PROBLEM DETAILS —
Copy out each line of the data holding "none".

EXERCISE INPUT —
▼

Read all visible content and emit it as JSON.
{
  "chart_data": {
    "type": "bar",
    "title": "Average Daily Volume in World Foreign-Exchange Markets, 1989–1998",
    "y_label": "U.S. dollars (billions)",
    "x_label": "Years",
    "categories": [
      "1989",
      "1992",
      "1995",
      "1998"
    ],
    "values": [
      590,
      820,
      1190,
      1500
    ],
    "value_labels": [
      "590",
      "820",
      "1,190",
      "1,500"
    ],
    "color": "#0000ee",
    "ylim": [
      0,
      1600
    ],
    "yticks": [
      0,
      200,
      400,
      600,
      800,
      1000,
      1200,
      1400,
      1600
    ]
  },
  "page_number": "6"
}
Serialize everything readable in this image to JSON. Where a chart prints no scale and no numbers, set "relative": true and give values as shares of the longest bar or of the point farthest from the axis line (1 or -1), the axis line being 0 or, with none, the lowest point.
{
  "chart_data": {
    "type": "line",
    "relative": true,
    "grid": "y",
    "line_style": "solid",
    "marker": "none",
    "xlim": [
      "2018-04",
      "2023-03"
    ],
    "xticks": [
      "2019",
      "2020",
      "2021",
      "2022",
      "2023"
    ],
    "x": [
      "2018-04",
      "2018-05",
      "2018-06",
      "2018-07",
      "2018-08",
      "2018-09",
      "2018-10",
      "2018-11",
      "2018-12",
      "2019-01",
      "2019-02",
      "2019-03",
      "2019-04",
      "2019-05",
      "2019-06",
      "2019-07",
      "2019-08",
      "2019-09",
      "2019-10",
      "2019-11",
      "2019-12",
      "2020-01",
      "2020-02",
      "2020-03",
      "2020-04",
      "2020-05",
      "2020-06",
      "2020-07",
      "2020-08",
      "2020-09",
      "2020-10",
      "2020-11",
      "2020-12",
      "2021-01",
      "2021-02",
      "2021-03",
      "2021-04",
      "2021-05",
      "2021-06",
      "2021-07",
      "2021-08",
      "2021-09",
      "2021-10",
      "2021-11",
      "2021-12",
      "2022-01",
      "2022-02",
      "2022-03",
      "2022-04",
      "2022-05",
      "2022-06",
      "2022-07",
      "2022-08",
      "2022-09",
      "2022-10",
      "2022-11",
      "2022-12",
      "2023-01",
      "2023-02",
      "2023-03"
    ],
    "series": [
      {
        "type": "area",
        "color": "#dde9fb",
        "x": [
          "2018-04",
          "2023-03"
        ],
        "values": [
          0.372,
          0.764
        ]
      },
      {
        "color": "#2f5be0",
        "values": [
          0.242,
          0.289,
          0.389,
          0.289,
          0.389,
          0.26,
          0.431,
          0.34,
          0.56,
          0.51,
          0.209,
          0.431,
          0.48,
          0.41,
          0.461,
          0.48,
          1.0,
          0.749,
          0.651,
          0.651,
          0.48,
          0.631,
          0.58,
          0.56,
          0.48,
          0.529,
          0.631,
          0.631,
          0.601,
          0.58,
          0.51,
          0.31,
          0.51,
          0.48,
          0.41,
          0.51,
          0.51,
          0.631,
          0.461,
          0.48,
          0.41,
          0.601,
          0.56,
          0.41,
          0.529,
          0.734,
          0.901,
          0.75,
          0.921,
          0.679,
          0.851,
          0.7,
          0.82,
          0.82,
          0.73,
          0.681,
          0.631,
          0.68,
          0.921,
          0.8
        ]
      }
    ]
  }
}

▲

REPLY —
Serialize everything readable in this image to JSON. Where a chart prints no scale and no numbers, set "relative": true and give values as shares of the longest bar or of the point farthest from the axis line (1 or -1), the axis line being 0 or, with none, the lowest point.
    "marker": "none",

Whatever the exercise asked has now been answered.